Dataset items:
— Begin —

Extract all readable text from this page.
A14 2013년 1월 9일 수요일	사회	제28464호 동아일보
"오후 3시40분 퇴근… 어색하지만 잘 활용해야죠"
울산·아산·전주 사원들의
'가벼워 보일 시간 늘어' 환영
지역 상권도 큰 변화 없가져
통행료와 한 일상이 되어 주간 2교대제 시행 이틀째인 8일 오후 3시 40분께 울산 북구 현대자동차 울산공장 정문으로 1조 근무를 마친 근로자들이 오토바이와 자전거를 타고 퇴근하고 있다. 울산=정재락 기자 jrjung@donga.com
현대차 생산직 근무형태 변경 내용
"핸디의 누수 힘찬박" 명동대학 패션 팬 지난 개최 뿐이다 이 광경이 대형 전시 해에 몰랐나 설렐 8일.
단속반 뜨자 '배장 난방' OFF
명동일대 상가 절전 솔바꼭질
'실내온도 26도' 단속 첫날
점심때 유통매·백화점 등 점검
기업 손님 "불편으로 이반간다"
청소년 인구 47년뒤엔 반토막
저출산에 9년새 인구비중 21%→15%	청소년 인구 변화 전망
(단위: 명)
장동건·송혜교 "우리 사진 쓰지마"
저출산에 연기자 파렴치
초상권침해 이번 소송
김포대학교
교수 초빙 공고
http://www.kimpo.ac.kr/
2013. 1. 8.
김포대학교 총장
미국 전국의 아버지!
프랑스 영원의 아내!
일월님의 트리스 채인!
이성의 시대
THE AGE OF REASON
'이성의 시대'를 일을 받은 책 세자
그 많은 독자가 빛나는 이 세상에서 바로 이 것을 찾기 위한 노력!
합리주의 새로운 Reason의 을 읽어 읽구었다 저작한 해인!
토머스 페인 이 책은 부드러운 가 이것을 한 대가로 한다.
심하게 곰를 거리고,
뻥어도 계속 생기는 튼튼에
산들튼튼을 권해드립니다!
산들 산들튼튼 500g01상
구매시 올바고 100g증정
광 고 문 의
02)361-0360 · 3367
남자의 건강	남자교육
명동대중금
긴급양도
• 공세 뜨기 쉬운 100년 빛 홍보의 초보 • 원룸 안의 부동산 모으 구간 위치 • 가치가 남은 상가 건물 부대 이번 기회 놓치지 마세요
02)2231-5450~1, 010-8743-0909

— End —

Brief:
Repeat the records above exactly as they appear.

Problem solution:
Extract all readable text from this page.
A14 2013년 1월 9일 수요일	사회	제28464호 동아일보
"오후 3시40분 퇴근… 어색하지만 잘 활용해야죠"
울산·아산·전주 사원들의
'가벼워 보일 시간 늘어' 환영
지역 상권도 큰 변화 없가져
통행료와 한 일상이 되어 주간 2교대제 시행 이틀째인 8일 오후 3시 40분께 울산 북구 현대자동차 울산공장 정문으로 1조 근무를 마친 근로자들이 오토바이와 자전거를 타고 퇴근하고 있다. 울산=정재락 기자 jrjung@donga.com
현대차 생산직 근무형태 변경 내용
"핸디의 누수 힘찬박" 명동대학 패션 팬 지난 개최 뿐이다 이 광경이 대형 전시 해에 몰랐나 설렐 8일.
단속반 뜨자 '배장 난방' OFF
명동일대 상가 절전 솔바꼭질
'실내온도 26도' 단속 첫날
점심때 유통매·백화점 등 점검
기업 손님 "불편으로 이반간다"
청소년 인구 47년뒤엔 반토막
저출산에 9년새 인구비중 21%→15%	청소년 인구 변화 전망
(단위: 명)
장동건·송혜교 "우리 사진 쓰지마"
저출산에 연기자 파렴치
초상권침해 이번 소송
김포대학교
교수 초빙 공고
http://www.kimpo.ac.kr/
2013. 1. 8.
김포대학교 총장
미국 전국의 아버지!
프랑스 영원의 아내!
일월님의 트리스 채인!
이성의 시대
THE AGE OF REASON
'이성의 시대'를 일을 받은 책 세자
그 많은 독자가 빛나는 이 세상에서 바로 이 것을 찾기 위한 노력!
합리주의 새로운 Reason의 을 읽어 읽구었다 저작한 해인!
토머스 페인 이 책은 부드러운 가 이것을 한 대가로 한다.
심하게 곰를 거리고,
뻥어도 계속 생기는 튼튼에
산들튼튼을 권해드립니다!
산들 산들튼튼 500g01상
구매시 올바고 100g증정
광 고 문 의
02)361-0360 · 3367
남자의 건강	남자교육
명동대중금
긴급양도
• 공세 뜨기 쉬운 100년 빛 홍보의 초보 • 원룸 안의 부동산 모으 구간 위치 • 가치가 남은 상가 건물 부대 이번 기회 놓치지 마세요
02)2231-5450~1, 010-8743-0909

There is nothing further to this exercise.